- _Job_:
Tally the lines containing the word "folder", and report the tally alone.

- _The data_:
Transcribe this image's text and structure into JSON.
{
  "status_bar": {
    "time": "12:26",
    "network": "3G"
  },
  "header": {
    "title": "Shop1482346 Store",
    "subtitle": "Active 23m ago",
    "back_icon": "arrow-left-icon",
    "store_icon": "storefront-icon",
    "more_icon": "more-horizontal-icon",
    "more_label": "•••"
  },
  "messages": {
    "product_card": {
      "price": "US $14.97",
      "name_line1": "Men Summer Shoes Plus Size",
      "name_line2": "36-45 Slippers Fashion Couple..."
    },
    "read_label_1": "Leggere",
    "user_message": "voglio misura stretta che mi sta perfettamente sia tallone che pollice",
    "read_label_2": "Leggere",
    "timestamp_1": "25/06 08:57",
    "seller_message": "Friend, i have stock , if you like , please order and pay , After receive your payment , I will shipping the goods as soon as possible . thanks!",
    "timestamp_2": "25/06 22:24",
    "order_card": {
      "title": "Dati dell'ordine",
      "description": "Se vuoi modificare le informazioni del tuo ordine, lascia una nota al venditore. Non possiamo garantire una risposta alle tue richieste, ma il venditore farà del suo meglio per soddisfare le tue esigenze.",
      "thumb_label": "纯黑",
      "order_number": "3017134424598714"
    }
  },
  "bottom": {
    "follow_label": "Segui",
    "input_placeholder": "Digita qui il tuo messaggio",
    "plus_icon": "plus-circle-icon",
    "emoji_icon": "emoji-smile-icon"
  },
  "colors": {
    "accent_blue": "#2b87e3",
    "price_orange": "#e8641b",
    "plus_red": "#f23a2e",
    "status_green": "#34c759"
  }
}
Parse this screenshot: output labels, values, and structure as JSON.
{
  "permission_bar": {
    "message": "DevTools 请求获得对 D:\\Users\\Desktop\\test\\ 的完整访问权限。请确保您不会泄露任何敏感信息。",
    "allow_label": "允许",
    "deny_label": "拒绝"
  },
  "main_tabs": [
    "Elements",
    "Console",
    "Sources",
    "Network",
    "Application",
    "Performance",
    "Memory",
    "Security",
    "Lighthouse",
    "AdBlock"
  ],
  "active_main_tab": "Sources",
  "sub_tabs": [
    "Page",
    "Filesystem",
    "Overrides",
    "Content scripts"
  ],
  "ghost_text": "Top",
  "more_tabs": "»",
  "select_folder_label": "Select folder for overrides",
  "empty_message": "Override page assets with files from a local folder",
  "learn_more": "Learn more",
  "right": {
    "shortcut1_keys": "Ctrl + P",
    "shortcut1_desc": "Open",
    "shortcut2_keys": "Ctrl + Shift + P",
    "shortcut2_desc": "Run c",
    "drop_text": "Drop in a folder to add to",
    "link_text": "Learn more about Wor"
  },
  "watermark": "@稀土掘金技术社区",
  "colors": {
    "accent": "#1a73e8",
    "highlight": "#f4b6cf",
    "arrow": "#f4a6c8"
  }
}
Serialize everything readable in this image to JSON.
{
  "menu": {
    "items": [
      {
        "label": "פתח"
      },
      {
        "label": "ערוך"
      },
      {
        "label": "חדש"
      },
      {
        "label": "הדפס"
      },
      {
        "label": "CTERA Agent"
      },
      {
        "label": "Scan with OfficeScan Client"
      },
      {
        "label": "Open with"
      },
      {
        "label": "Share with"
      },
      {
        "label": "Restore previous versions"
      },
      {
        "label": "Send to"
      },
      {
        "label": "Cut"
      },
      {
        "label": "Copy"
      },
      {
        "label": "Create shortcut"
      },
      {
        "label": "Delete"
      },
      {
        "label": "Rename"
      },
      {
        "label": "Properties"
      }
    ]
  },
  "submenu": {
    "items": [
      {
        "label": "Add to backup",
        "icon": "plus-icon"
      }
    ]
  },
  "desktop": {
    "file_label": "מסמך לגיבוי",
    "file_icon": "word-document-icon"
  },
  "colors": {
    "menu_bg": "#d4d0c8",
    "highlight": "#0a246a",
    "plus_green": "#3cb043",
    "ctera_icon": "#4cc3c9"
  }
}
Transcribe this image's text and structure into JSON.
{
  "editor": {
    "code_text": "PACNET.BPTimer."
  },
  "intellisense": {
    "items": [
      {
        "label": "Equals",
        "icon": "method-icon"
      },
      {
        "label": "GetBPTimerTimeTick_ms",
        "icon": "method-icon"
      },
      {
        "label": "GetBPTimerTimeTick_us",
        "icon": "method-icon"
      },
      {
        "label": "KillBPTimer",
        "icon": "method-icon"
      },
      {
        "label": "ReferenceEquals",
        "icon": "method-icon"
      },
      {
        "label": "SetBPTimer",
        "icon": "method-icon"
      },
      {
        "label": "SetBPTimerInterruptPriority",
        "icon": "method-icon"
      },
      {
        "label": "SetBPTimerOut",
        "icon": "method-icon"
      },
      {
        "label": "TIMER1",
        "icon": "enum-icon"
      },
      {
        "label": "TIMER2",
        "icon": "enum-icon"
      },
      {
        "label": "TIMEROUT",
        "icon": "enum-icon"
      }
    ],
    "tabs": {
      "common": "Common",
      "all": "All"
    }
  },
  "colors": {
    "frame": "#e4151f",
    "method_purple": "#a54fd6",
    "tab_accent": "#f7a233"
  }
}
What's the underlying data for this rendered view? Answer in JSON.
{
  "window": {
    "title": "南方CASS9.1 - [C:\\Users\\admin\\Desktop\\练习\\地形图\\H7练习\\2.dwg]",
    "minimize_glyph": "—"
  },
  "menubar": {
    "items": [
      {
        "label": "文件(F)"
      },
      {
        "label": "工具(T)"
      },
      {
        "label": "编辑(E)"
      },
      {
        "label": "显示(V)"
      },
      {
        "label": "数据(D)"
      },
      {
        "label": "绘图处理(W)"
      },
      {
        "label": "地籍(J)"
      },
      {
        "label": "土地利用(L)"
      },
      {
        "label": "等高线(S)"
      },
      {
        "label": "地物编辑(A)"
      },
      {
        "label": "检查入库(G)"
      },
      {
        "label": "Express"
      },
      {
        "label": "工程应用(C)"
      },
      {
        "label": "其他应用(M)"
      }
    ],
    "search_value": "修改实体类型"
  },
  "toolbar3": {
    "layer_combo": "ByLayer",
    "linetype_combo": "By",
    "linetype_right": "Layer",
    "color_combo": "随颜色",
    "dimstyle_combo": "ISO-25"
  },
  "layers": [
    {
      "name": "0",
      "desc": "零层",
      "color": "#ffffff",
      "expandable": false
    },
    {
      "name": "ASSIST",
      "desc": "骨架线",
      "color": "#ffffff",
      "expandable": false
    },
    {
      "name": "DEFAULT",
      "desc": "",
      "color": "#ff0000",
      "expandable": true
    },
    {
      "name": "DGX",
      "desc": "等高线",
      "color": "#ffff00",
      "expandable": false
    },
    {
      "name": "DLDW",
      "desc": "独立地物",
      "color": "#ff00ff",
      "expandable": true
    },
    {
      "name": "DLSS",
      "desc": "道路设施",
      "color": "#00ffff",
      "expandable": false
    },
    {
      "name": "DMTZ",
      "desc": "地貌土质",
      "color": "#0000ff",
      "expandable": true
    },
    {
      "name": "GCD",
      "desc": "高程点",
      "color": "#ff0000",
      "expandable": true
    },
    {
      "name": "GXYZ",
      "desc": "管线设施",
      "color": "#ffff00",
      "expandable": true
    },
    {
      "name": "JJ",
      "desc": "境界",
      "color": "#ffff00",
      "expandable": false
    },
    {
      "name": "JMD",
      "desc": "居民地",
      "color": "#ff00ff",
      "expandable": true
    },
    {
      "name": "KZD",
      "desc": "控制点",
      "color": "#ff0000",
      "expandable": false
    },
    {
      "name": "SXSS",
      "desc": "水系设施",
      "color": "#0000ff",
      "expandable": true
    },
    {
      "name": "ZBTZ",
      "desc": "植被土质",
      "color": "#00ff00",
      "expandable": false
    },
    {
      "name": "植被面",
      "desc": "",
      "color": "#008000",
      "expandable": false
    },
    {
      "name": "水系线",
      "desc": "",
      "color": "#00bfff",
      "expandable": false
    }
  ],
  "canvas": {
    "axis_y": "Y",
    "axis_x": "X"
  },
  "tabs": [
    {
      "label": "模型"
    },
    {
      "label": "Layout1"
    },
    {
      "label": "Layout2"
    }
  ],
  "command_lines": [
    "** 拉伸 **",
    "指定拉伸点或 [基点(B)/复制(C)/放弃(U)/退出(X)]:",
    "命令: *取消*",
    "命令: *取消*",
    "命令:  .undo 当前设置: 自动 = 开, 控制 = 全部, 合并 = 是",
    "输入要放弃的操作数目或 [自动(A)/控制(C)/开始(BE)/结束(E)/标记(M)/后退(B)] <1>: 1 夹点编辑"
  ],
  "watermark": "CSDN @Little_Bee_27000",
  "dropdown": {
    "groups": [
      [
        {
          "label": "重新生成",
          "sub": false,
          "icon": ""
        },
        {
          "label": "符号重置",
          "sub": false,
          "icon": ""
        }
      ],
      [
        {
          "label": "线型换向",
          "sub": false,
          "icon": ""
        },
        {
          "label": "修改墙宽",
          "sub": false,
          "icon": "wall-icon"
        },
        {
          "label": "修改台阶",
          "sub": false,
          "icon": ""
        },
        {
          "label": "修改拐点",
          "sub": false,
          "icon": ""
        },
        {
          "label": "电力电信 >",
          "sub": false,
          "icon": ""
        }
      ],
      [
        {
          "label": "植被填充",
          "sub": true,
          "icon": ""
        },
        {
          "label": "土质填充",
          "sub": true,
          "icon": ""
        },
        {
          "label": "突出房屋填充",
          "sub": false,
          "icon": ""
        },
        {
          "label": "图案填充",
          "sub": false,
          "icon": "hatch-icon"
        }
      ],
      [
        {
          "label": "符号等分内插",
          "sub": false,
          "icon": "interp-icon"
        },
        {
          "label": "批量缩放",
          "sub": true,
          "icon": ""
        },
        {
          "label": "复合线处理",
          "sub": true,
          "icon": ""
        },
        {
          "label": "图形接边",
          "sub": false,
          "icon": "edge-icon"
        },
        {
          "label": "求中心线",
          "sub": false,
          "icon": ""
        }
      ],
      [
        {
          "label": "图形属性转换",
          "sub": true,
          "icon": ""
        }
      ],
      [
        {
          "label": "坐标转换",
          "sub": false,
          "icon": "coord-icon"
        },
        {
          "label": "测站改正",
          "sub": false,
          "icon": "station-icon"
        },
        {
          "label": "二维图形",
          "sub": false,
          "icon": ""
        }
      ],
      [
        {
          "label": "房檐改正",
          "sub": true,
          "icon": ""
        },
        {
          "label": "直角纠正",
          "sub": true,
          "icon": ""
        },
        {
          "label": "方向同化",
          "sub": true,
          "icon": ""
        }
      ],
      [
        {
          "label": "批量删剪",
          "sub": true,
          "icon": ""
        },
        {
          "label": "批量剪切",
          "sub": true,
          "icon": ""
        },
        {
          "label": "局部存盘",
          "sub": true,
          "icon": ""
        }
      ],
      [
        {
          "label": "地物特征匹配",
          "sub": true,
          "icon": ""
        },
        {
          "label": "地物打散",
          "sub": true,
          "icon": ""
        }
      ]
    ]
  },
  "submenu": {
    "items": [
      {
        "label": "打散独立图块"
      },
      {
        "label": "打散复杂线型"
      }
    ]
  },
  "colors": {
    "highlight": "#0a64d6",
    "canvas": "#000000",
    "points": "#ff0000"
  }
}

- _Final result_:
3